* Exercise goal *
Take every line from the material that has the word "JSON" in it.

[Records about charts and figures]
---*---

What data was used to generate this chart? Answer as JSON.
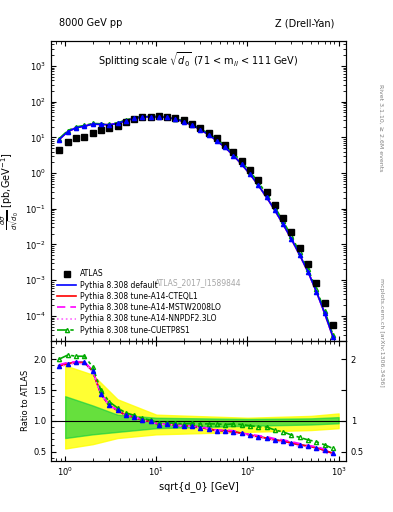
{
  "title_left": "8000 GeV pp",
  "title_right": "Z (Drell-Yan)",
  "plot_title": "Splitting scale $\\sqrt{d_0}$ (71 < m$_{ll}$ < 111 GeV)",
  "watermark": "ATLAS_2017_I1589844",
  "right_label_top": "Rivet 3.1.10, ≥ 2.6M events",
  "right_label_bottom": "mcplots.cern.ch [arXiv:1306.3436]",
  "ylabel_main": "dσ\n/dsqrt(d_0) [pb,GeV⁻¹]",
  "ylabel_ratio": "Ratio to ATLAS",
  "xlabel": "sqrt{d_0} [GeV]",
  "xlim": [
    0.7,
    1200
  ],
  "ylim_main": [
    2e-05,
    5000
  ],
  "ylim_ratio": [
    0.35,
    2.3
  ],
  "atlas_x": [
    0.85,
    1.07,
    1.31,
    1.62,
    2.0,
    2.46,
    3.04,
    3.75,
    4.62,
    5.7,
    7.02,
    8.65,
    10.7,
    13.1,
    16.2,
    20.0,
    24.6,
    30.4,
    37.5,
    46.2,
    57.0,
    70.2,
    86.5,
    107,
    131,
    162,
    200,
    246,
    304,
    375,
    462,
    570,
    702,
    865
  ],
  "atlas_y": [
    4.5,
    7.5,
    9.5,
    10.5,
    13.0,
    16.0,
    18.0,
    21.0,
    27.0,
    32.0,
    37.0,
    38.0,
    40.0,
    38.0,
    35.0,
    30.0,
    24.0,
    18.5,
    13.5,
    9.5,
    6.2,
    3.8,
    2.2,
    1.2,
    0.62,
    0.29,
    0.13,
    0.055,
    0.022,
    0.0082,
    0.0029,
    0.00085,
    0.00023,
    5.5e-05
  ],
  "py_x": [
    0.85,
    1.07,
    1.31,
    1.62,
    2.0,
    2.46,
    3.04,
    3.75,
    4.62,
    5.7,
    7.02,
    8.65,
    10.7,
    13.1,
    16.2,
    20.0,
    24.6,
    30.4,
    37.5,
    46.2,
    57.0,
    70.2,
    86.5,
    107,
    131,
    162,
    200,
    246,
    304,
    375,
    462,
    570,
    702,
    865
  ],
  "py_default_y": [
    8.5,
    14.5,
    18.5,
    20.5,
    23.5,
    23.0,
    22.5,
    24.5,
    29.5,
    34.0,
    37.5,
    37.5,
    37.5,
    36.0,
    32.5,
    27.5,
    22.0,
    16.5,
    11.8,
    8.0,
    5.2,
    3.1,
    1.75,
    0.92,
    0.46,
    0.21,
    0.09,
    0.037,
    0.014,
    0.005,
    0.0017,
    0.00048,
    0.00012,
    2.6e-05
  ],
  "py_cteq_y": [
    8.5,
    14.5,
    18.5,
    20.5,
    23.5,
    23.0,
    22.5,
    24.5,
    29.5,
    34.0,
    37.5,
    37.5,
    37.5,
    36.0,
    32.5,
    27.5,
    22.0,
    16.5,
    11.8,
    8.0,
    5.2,
    3.1,
    1.75,
    0.92,
    0.46,
    0.21,
    0.09,
    0.037,
    0.014,
    0.005,
    0.0017,
    0.00048,
    0.00012,
    2.6e-05
  ],
  "py_mstw_y": [
    8.6,
    14.6,
    18.6,
    20.6,
    23.6,
    23.1,
    22.6,
    24.6,
    29.6,
    34.1,
    37.6,
    37.6,
    37.6,
    36.1,
    32.6,
    27.6,
    22.1,
    16.6,
    11.9,
    8.1,
    5.3,
    3.2,
    1.76,
    0.93,
    0.47,
    0.215,
    0.092,
    0.038,
    0.0145,
    0.0052,
    0.00175,
    0.00049,
    0.000125,
    2.7e-05
  ],
  "py_nnpdf_y": [
    8.4,
    14.4,
    18.4,
    20.4,
    23.4,
    22.9,
    22.4,
    24.4,
    29.4,
    33.9,
    37.4,
    37.4,
    37.4,
    35.9,
    32.4,
    27.4,
    21.9,
    16.4,
    11.7,
    7.9,
    5.1,
    3.0,
    1.74,
    0.91,
    0.455,
    0.205,
    0.088,
    0.036,
    0.0135,
    0.0048,
    0.00165,
    0.00046,
    0.00011,
    2.5e-05
  ],
  "py_cuetp_y": [
    9.0,
    15.5,
    19.5,
    21.5,
    24.5,
    24.0,
    23.5,
    25.5,
    30.5,
    35.0,
    38.5,
    38.5,
    38.5,
    37.0,
    33.5,
    28.5,
    23.0,
    17.5,
    12.8,
    9.0,
    5.8,
    3.6,
    2.05,
    1.1,
    0.56,
    0.26,
    0.11,
    0.045,
    0.017,
    0.006,
    0.002,
    0.00056,
    0.00014,
    3e-05
  ],
  "ratio_default": [
    1.89,
    1.93,
    1.95,
    1.95,
    1.81,
    1.44,
    1.25,
    1.17,
    1.09,
    1.06,
    1.01,
    0.99,
    0.94,
    0.95,
    0.93,
    0.92,
    0.92,
    0.89,
    0.87,
    0.84,
    0.84,
    0.82,
    0.8,
    0.77,
    0.74,
    0.72,
    0.69,
    0.67,
    0.64,
    0.61,
    0.59,
    0.56,
    0.52,
    0.47
  ],
  "ratio_cteq": [
    1.89,
    1.93,
    1.95,
    1.95,
    1.81,
    1.44,
    1.25,
    1.17,
    1.09,
    1.06,
    1.01,
    0.99,
    0.94,
    0.95,
    0.93,
    0.92,
    0.92,
    0.89,
    0.87,
    0.84,
    0.84,
    0.82,
    0.8,
    0.77,
    0.74,
    0.72,
    0.69,
    0.67,
    0.64,
    0.61,
    0.59,
    0.56,
    0.52,
    0.47
  ],
  "ratio_mstw": [
    1.91,
    1.95,
    1.96,
    1.96,
    1.82,
    1.44,
    1.26,
    1.17,
    1.09,
    1.07,
    1.02,
    0.99,
    0.94,
    0.95,
    0.93,
    0.92,
    0.92,
    0.9,
    0.88,
    0.85,
    0.85,
    0.84,
    0.8,
    0.78,
    0.76,
    0.74,
    0.71,
    0.69,
    0.66,
    0.63,
    0.6,
    0.58,
    0.54,
    0.49
  ],
  "ratio_nnpdf": [
    1.87,
    1.92,
    1.93,
    1.93,
    1.8,
    1.43,
    1.24,
    1.16,
    1.09,
    1.06,
    1.01,
    0.98,
    0.94,
    0.94,
    0.93,
    0.91,
    0.91,
    0.89,
    0.87,
    0.83,
    0.82,
    0.79,
    0.79,
    0.76,
    0.73,
    0.71,
    0.68,
    0.65,
    0.61,
    0.59,
    0.57,
    0.54,
    0.48,
    0.45
  ],
  "ratio_cuetp": [
    2.0,
    2.07,
    2.05,
    2.05,
    1.88,
    1.5,
    1.31,
    1.21,
    1.13,
    1.09,
    1.04,
    1.01,
    0.96,
    0.97,
    0.96,
    0.95,
    0.96,
    0.95,
    0.95,
    0.95,
    0.94,
    0.95,
    0.94,
    0.92,
    0.9,
    0.9,
    0.85,
    0.82,
    0.77,
    0.73,
    0.69,
    0.66,
    0.61,
    0.55
  ],
  "band_yellow_x": [
    1.0,
    2.0,
    3.75,
    10.0,
    100.0,
    500.0,
    1000.0
  ],
  "band_yellow_lo": [
    0.55,
    0.62,
    0.72,
    0.78,
    0.82,
    0.85,
    0.88
  ],
  "band_yellow_hi": [
    1.9,
    1.75,
    1.35,
    1.1,
    1.05,
    1.08,
    1.12
  ],
  "band_green_x": [
    1.0,
    2.0,
    3.75,
    10.0,
    100.0,
    500.0,
    1000.0
  ],
  "band_green_lo": [
    0.72,
    0.78,
    0.82,
    0.88,
    0.92,
    0.94,
    0.96
  ],
  "band_green_hi": [
    1.4,
    1.25,
    1.1,
    1.05,
    1.03,
    1.04,
    1.06
  ],
  "color_default": "#0000ff",
  "color_cteq": "#ff0000",
  "color_mstw": "#ff00ff",
  "color_nnpdf": "#ff66ff",
  "color_cuetp": "#00aa00",
  "color_atlas": "#000000"
}
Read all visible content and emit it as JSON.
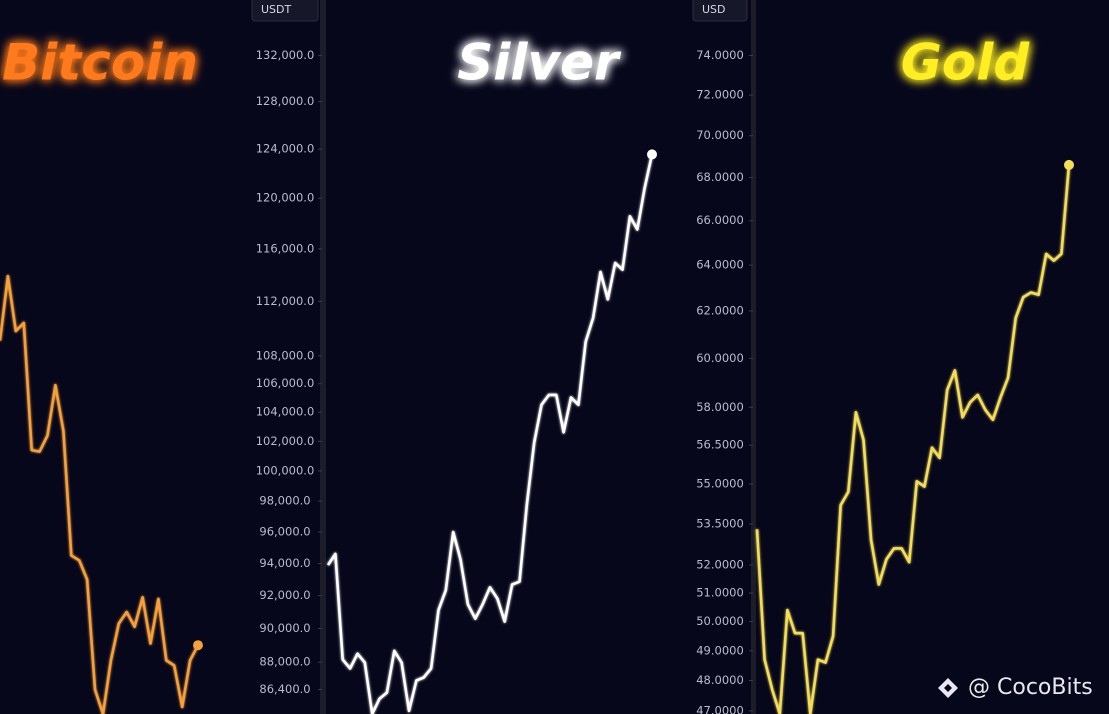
{
  "chart_data": [
    {
      "type": "line",
      "title": "Bitcoin",
      "title_color": "#ff7a1a",
      "ylabel": "USDT",
      "log": true,
      "series": [
        {
          "name": "Bitcoin",
          "color": "#f5a03a",
          "values": [
            109100,
            113900,
            109800,
            110400,
            101400,
            101300,
            102400,
            105900,
            102700,
            94500,
            94200,
            93000,
            86400,
            85000,
            88100,
            90300,
            91000,
            90100,
            91900,
            89100,
            91800,
            88100,
            87800,
            85400,
            88100,
            89000
          ]
        }
      ],
      "ylim": [
        85000,
        137000
      ],
      "yticks": [
        {
          "value": 132000,
          "label": "132,000.0"
        },
        {
          "value": 128000,
          "label": "128,000.0"
        },
        {
          "value": 124000,
          "label": "124,000.0"
        },
        {
          "value": 120000,
          "label": "120,000.0"
        },
        {
          "value": 116000,
          "label": "116,000.0"
        },
        {
          "value": 112000,
          "label": "112,000.0"
        },
        {
          "value": 108000,
          "label": "108,000.0"
        },
        {
          "value": 106000,
          "label": "106,000.0"
        },
        {
          "value": 104000,
          "label": "104,000.0"
        },
        {
          "value": 102000,
          "label": "102,000.0"
        },
        {
          "value": 100000,
          "label": "100,000.0"
        },
        {
          "value": 98000,
          "label": "98,000.0"
        },
        {
          "value": 96000,
          "label": "96,000.0"
        },
        {
          "value": 94000,
          "label": "94,000.0"
        },
        {
          "value": 92000,
          "label": "92,000.0"
        },
        {
          "value": 90000,
          "label": "90,000.0"
        },
        {
          "value": 88000,
          "label": "88,000.0"
        },
        {
          "value": 86400,
          "label": "86,400.0"
        }
      ]
    },
    {
      "type": "line",
      "title": "Silver",
      "title_color": "#ffffff",
      "ylabel": "USD",
      "log": true,
      "series": [
        {
          "name": "Silver",
          "color": "#ffffff",
          "values": [
            52.0,
            52.4,
            48.7,
            48.4,
            48.9,
            48.6,
            46.9,
            47.4,
            47.6,
            49.0,
            48.6,
            47.0,
            48.0,
            48.1,
            48.4,
            50.4,
            51.1,
            53.2,
            52.2,
            50.6,
            50.1,
            50.6,
            51.2,
            50.8,
            50.0,
            51.3,
            51.4,
            54.2,
            56.6,
            58.1,
            58.5,
            58.5,
            57.0,
            58.4,
            58.1,
            60.7,
            61.7,
            63.7,
            62.5,
            64.1,
            63.8,
            66.2,
            65.6,
            67.5,
            69.1
          ]
        }
      ],
      "ylim": [
        46.9,
        76.9
      ],
      "yticks": [
        {
          "value": 74,
          "label": "74.0000"
        },
        {
          "value": 72,
          "label": "72.0000"
        },
        {
          "value": 70,
          "label": "70.0000"
        },
        {
          "value": 68,
          "label": "68.0000"
        },
        {
          "value": 66,
          "label": "66.0000"
        },
        {
          "value": 64,
          "label": "64.0000"
        },
        {
          "value": 62,
          "label": "62.0000"
        },
        {
          "value": 60,
          "label": "60.0000"
        },
        {
          "value": 58,
          "label": "58.0000"
        },
        {
          "value": 56.5,
          "label": "56.5000"
        },
        {
          "value": 55,
          "label": "55.0000"
        },
        {
          "value": 53.5,
          "label": "53.5000"
        },
        {
          "value": 52,
          "label": "52.0000"
        },
        {
          "value": 51,
          "label": "51.0000"
        },
        {
          "value": 50,
          "label": "50.0000"
        },
        {
          "value": 49,
          "label": "49.0000"
        },
        {
          "value": 48,
          "label": "48.0000"
        },
        {
          "value": 47,
          "label": "47.0000"
        }
      ]
    },
    {
      "type": "line",
      "title": "Gold",
      "title_color": "#ffee22",
      "log": true,
      "series": [
        {
          "name": "Gold",
          "color": "#f3de5a",
          "values": [
            53.3,
            48.7,
            47.7,
            46.9,
            50.4,
            49.6,
            49.6,
            46.9,
            48.7,
            48.6,
            49.5,
            54.2,
            54.7,
            57.8,
            56.7,
            52.9,
            51.3,
            52.2,
            52.6,
            52.6,
            52.1,
            55.1,
            54.9,
            56.4,
            56.0,
            58.7,
            59.5,
            57.6,
            58.2,
            58.5,
            57.9,
            57.5,
            58.4,
            59.2,
            61.7,
            62.6,
            62.8,
            62.7,
            64.5,
            64.2,
            64.5,
            68.6
          ]
        }
      ],
      "ylim": [
        46.9,
        76.9
      ]
    }
  ],
  "watermark": "@ CocoBits"
}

---*---

* Answer to the problem *
What data was used to generate this chart? Answer as JSON.
Read all visible content and emit it as JSON.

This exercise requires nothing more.